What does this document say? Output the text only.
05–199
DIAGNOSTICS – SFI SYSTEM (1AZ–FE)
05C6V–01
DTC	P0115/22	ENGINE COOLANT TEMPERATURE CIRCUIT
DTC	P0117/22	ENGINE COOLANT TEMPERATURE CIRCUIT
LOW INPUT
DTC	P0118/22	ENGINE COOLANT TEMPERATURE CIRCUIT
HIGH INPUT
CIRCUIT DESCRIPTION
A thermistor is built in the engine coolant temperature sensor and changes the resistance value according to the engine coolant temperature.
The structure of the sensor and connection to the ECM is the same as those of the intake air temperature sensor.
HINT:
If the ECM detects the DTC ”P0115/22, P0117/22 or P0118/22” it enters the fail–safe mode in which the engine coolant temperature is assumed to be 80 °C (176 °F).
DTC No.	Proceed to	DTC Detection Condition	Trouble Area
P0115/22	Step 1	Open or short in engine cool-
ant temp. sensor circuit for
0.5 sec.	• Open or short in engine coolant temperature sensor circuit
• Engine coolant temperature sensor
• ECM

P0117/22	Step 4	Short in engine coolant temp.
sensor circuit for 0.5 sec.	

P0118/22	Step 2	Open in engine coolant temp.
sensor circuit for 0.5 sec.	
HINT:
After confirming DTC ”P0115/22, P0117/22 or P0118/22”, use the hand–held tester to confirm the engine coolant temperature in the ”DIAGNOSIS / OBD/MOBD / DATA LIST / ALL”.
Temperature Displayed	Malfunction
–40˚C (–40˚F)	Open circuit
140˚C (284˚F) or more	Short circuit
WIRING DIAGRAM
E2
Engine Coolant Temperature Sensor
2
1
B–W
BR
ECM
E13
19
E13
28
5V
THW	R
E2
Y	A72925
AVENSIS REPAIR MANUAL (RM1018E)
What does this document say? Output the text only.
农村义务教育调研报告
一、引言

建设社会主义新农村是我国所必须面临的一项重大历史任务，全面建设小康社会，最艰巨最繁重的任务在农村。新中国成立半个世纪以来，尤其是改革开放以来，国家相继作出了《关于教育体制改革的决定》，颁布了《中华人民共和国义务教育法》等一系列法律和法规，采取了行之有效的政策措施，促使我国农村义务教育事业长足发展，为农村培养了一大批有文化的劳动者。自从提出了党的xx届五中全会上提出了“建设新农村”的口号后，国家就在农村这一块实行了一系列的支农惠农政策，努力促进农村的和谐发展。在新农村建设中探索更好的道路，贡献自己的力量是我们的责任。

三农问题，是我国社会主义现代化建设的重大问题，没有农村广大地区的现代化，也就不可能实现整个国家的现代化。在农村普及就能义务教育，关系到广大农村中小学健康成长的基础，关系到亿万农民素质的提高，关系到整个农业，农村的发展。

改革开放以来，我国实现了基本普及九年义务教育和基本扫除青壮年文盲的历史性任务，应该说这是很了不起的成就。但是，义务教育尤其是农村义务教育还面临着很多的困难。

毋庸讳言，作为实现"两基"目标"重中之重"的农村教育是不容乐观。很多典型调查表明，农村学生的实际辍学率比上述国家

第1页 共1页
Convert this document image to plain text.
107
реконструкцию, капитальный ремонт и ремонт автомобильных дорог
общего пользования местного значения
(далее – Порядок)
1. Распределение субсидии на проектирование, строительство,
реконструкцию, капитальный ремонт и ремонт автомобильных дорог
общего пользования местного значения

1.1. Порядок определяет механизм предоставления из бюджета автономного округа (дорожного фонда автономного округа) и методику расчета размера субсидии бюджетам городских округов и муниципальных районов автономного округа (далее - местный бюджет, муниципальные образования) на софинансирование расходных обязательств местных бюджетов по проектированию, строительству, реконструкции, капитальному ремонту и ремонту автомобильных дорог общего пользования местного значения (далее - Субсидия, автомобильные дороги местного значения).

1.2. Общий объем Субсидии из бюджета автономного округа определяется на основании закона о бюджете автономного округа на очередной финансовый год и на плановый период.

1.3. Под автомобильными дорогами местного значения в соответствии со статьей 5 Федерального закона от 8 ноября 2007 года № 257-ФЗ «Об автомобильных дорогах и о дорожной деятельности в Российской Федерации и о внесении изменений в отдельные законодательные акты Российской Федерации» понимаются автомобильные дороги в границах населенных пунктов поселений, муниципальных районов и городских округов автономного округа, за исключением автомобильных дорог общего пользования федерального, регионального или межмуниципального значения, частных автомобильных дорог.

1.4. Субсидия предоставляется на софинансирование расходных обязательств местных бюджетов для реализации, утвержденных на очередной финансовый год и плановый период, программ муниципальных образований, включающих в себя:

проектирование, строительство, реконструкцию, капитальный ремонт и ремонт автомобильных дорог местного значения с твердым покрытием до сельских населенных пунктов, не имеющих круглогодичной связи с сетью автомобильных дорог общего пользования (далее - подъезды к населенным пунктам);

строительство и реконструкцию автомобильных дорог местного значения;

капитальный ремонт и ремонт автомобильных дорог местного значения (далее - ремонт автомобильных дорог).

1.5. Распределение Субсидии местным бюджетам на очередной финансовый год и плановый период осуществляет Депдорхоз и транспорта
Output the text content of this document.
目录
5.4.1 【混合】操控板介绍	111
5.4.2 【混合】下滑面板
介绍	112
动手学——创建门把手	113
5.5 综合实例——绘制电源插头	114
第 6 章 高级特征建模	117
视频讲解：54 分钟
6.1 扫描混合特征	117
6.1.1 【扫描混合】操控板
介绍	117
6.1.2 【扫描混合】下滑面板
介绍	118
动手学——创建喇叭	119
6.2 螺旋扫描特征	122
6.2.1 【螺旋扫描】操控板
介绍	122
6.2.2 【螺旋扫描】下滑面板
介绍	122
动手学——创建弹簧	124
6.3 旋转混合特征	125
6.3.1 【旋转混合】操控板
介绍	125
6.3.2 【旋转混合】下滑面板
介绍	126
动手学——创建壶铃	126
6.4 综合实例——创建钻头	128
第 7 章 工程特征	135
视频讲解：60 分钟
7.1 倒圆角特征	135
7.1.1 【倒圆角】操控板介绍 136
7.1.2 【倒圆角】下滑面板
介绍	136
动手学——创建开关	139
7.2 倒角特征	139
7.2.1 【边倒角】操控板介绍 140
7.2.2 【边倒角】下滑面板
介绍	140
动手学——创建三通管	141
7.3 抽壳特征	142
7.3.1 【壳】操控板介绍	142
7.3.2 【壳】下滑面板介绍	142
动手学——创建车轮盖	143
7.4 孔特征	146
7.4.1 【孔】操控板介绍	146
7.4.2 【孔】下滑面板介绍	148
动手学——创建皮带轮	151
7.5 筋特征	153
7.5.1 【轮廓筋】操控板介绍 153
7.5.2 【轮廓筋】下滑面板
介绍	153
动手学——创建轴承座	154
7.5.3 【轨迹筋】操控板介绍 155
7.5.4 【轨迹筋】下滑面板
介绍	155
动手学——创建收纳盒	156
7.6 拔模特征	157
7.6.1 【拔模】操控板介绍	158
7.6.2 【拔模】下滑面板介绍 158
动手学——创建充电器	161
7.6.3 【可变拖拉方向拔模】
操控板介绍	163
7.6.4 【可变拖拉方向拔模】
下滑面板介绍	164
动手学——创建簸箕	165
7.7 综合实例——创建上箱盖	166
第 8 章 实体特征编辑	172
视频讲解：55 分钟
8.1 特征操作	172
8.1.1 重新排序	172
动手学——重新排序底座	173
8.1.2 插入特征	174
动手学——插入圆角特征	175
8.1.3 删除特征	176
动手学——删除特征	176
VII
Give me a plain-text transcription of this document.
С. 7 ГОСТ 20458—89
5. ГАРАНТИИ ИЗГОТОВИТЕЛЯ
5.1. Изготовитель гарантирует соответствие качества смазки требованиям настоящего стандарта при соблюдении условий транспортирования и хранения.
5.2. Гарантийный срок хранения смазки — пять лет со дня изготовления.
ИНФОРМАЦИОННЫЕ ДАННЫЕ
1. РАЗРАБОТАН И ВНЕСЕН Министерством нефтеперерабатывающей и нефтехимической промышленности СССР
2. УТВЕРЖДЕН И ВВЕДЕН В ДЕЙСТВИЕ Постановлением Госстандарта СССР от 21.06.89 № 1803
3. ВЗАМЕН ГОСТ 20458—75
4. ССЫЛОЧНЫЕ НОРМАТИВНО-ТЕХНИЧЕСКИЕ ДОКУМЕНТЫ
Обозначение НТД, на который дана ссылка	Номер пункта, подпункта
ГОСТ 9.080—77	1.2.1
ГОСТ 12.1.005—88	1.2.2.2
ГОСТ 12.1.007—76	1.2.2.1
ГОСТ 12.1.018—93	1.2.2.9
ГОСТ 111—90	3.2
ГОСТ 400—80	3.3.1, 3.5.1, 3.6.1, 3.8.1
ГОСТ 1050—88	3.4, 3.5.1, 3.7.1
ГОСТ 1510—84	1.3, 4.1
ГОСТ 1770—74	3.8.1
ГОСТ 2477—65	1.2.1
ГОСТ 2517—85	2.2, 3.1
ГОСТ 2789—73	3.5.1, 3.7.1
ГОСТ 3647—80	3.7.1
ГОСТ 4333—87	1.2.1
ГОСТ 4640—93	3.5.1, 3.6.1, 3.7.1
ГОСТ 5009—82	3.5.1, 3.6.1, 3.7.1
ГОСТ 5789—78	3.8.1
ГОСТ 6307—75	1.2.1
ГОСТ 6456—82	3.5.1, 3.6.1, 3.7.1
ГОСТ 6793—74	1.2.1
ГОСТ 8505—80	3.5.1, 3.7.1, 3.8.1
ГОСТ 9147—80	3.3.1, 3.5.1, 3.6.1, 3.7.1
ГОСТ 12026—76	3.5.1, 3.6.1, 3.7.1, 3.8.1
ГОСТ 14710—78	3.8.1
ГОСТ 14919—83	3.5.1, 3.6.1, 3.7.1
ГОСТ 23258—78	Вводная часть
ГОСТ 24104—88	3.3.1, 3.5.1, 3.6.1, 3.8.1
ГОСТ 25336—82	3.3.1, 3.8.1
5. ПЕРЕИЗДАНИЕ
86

- WORK REQUIRED
From the listing above, pick out each line where the word "document" appears.

- EXERCISE OUTPUT
What does this document say? Output the text only.
What does this document say? Output the text only.
Convert this document image to plain text.
Output the text content of this document.
Give me a plain-text transcription of this document.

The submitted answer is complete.